EXERCISE TASK: Quote all of the data exactly as given. Skip every picture it contains.

* * * * * * *

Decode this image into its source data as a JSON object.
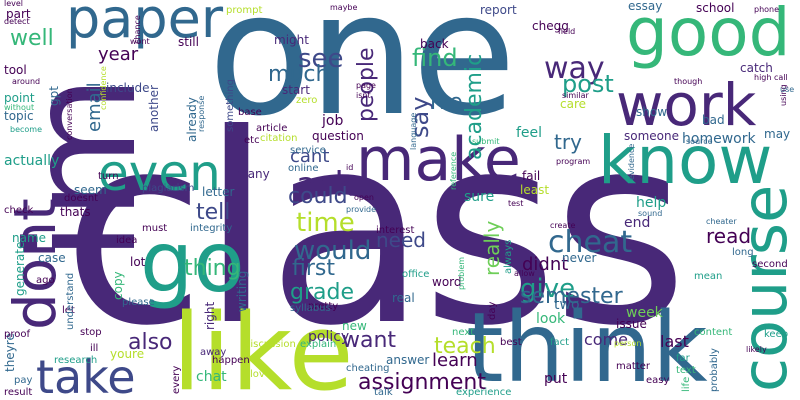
{
  "words": {
    "class": "class",
    "one": "one",
    "im": "im",
    "like": "like",
    "think": "think",
    "make": "make",
    "know": "know",
    "go": "go",
    "work": "work",
    "good": "good",
    "course": "course",
    "dont": "dont",
    "take": "take",
    "even": "even",
    "paper": "paper",
    "assignment": "assignment",
    "time": "time",
    "cheat": "cheat",
    "way": "way",
    "would": "would",
    "ask": "ask",
    "see": "see",
    "post": "post",
    "tell": "tell",
    "give": "give",
    "semester": "semester",
    "also": "also",
    "teach": "teach",
    "thing": "thing",
    "say": "say",
    "could": "could",
    "first": "first",
    "grade": "grade",
    "find": "find",
    "much": "much",
    "cant": "cant",
    "need": "need",
    "want": "want",
    "learn": "learn",
    "academic": "academic",
    "ive": "ive",
    "people": "people",
    "really": "really",
    "didnt": "didnt",
    "read": "read",
    "try": "try",
    "well": "well",
    "email": "email",
    "year": "year",
    "policy": "policy",
    "feel": "feel",
    "last": "last",
    "come": "come",
    "job": "job",
    "homework": "homework",
    "someone": "someone",
    "help": "help",
    "week": "week",
    "sure": "sure",
    "end": "end",
    "answer": "answer",
    "put": "put",
    "new": "new",
    "two": "two",
    "look": "look",
    "issue": "issue",
    "chat": "chat",
    "youre": "youre",
    "right": "right",
    "copy": "copy",
    "lot": "lot",
    "writing": "writing",
    "many": "many",
    "letter": "letter",
    "actually": "actually",
    "name": "name",
    "thats": "thats",
    "seem": "seem",
    "case": "case",
    "generate": "generate",
    "report": "report",
    "chegg": "chegg",
    "back": "back",
    "might": "might",
    "start": "start",
    "already": "already",
    "something": "something",
    "still": "still",
    "part": "part",
    "tool": "tool",
    "point": "point",
    "topic": "topic",
    "school": "school",
    "catch": "catch",
    "essay": "essay",
    "show": "show",
    "care": "care",
    "bad": "bad",
    "may": "may",
    "high": "high",
    "call": "call",
    "using": "using",
    "use": "use",
    "include": "include",
    "another": "another",
    "gpt": "gpt",
    "citation": "citation",
    "question": "question",
    "fail": "fail",
    "least": "least",
    "never": "never",
    "always": "always",
    "day": "day",
    "real": "real",
    "word": "word",
    "office": "office",
    "pretty": "pretty",
    "many2": "mean",
    "long": "long",
    "second": "second",
    "keep": "keep",
    "content": "content",
    "fact": "fact",
    "best": "best",
    "next": "next",
    "far": "far",
    "text": "text",
    "easy": "easy",
    "life": "life",
    "probably": "probably",
    "matter": "matter",
    "experience": "experience",
    "talk": "talk",
    "cheating": "cheating",
    "explain": "explain",
    "discussion": "discussion",
    "happen": "happen",
    "away": "away",
    "every": "every",
    "love": "love",
    "research": "research",
    "ill": "ill",
    "stop": "stop",
    "result": "result",
    "pay": "pay",
    "theyre": "theyre",
    "proof": "proof",
    "let": "let",
    "ago": "ago",
    "understand": "understand",
    "please": "please",
    "idea": "idea",
    "must": "must",
    "integrity": "integrity",
    "syllabus": "syllabus",
    "interest": "interest",
    "check": "check",
    "doesnt": "doesnt",
    "turn": "turn",
    "plagiarism": "plagiarism",
    "online": "online",
    "service": "service",
    "etc": "etc",
    "article": "article",
    "base": "base",
    "response": "response",
    "zero": "zero",
    "isnt": "isnt",
    "page": "page",
    "maybe": "maybe",
    "prompt": "prompt",
    "chance": "chance",
    "wont": "wont",
    "level": "level",
    "detect": "detect",
    "around": "around",
    "without": "without",
    "become": "become",
    "conversation": "conversation",
    "confidence": "confidence",
    "language": "language",
    "submit": "submit",
    "reference": "reference",
    "program": "program",
    "test": "test",
    "allow": "allow",
    "problem": "problem",
    "create": "create",
    "open": "open",
    "id": "id",
    "provide": "provide",
    "evidence": "evidence",
    "source": "source",
    "sound": "sound",
    "cheater": "cheater",
    "similar": "similar",
    "field": "field",
    "phone": "phone",
    "though": "though",
    "person": "person",
    "likely": "likely"
  }
}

* * * * * * *

WORKED ANSWER:
Decode this image into its source data as a JSON object.
{
  "words": {
    "class": "class",
    "one": "one",
    "im": "im",
    "like": "like",
    "think": "think",
    "make": "make",
    "know": "know",
    "go": "go",
    "work": "work",
    "good": "good",
    "course": "course",
    "dont": "dont",
    "take": "take",
    "even": "even",
    "paper": "paper",
    "assignment": "assignment",
    "time": "time",
    "cheat": "cheat",
    "way": "way",
    "would": "would",
    "ask": "ask",
    "see": "see",
    "post": "post",
    "tell": "tell",
    "give": "give",
    "semester": "semester",
    "also": "also",
    "teach": "teach",
    "thing": "thing",
    "say": "say",
    "could": "could",
    "first": "first",
    "grade": "grade",
    "find": "find",
    "much": "much",
    "cant": "cant",
    "need": "need",
    "want": "want",
    "learn": "learn",
    "academic": "academic",
    "ive": "ive",
    "people": "people",
    "really": "really",
    "didnt": "didnt",
    "read": "read",
    "try": "try",
    "well": "well",
    "email": "email",
    "year": "year",
    "policy": "policy",
    "feel": "feel",
    "last": "last",
    "come": "come",
    "job": "job",
    "homework": "homework",
    "someone": "someone",
    "help": "help",
    "week": "week",
    "sure": "sure",
    "end": "end",
    "answer": "answer",
    "put": "put",
    "new": "new",
    "two": "two",
    "look": "look",
    "issue": "issue",
    "chat": "chat",
    "youre": "youre",
    "right": "right",
    "copy": "copy",
    "lot": "lot",
    "writing": "writing",
    "many": "many",
    "letter": "letter",
    "actually": "actually",
    "name": "name",
    "thats": "thats",
    "seem": "seem",
    "case": "case",
    "generate": "generate",
    "report": "report",
    "chegg": "chegg",
    "back": "back",
    "might": "might",
    "start": "start",
    "already": "already",
    "something": "something",
    "still": "still",
    "part": "part",
    "tool": "tool",
    "point": "point",
    "topic": "topic",
    "school": "school",
    "catch": "catch",
    "essay": "essay",
    "show": "show",
    "care": "care",
    "bad": "bad",
    "may": "may",
    "high": "high",
    "call": "call",
    "using": "using",
    "use": "use",
    "include": "include",
    "another": "another",
    "gpt": "gpt",
    "citation": "citation",
    "question": "question",
    "fail": "fail",
    "least": "least",
    "never": "never",
    "always": "always",
    "day": "day",
    "real": "real",
    "word": "word",
    "office": "office",
    "pretty": "pretty",
    "many2": "mean",
    "long": "long",
    "second": "second",
    "keep": "keep",
    "content": "content",
    "fact": "fact",
    "best": "best",
    "next": "next",
    "far": "far",
    "text": "text",
    "easy": "easy",
    "life": "life",
    "probably": "probably",
    "matter": "matter",
    "experience": "experience",
    "talk": "talk",
    "cheating": "cheating",
    "explain": "explain",
    "discussion": "discussion",
    "happen": "happen",
    "away": "away",
    "every": "every",
    "love": "love",
    "research": "research",
    "ill": "ill",
    "stop": "stop",
    "result": "result",
    "pay": "pay",
    "theyre": "theyre",
    "proof": "proof",
    "let": "let",
    "ago": "ago",
    "understand": "understand",
    "please": "please",
    "idea": "idea",
    "must": "must",
    "integrity": "integrity",
    "syllabus": "syllabus",
    "interest": "interest",
    "check": "check",
    "doesnt": "doesnt",
    "turn": "turn",
    "plagiarism": "plagiarism",
    "online": "online",
    "service": "service",
    "etc": "etc",
    "article": "article",
    "base": "base",
    "response": "response",
    "zero": "zero",
    "isnt": "isnt",
    "page": "page",
    "maybe": "maybe",
    "prompt": "prompt",
    "chance": "chance",
    "wont": "wont",
    "level": "level",
    "detect": "detect",
    "around": "around",
    "without": "without",
    "become": "become",
    "conversation": "conversation",
    "confidence": "confidence",
    "language": "language",
    "submit": "submit",
    "reference": "reference",
    "program": "program",
    "test": "test",
    "allow": "allow",
    "problem": "problem",
    "create": "create",
    "open": "open",
    "id": "id",
    "provide": "provide",
    "evidence": "evidence",
    "source": "source",
    "sound": "sound",
    "cheater": "cheater",
    "similar": "similar",
    "field": "field",
    "phone": "phone",
    "though": "though",
    "person": "person",
    "likely": "likely"
  }
}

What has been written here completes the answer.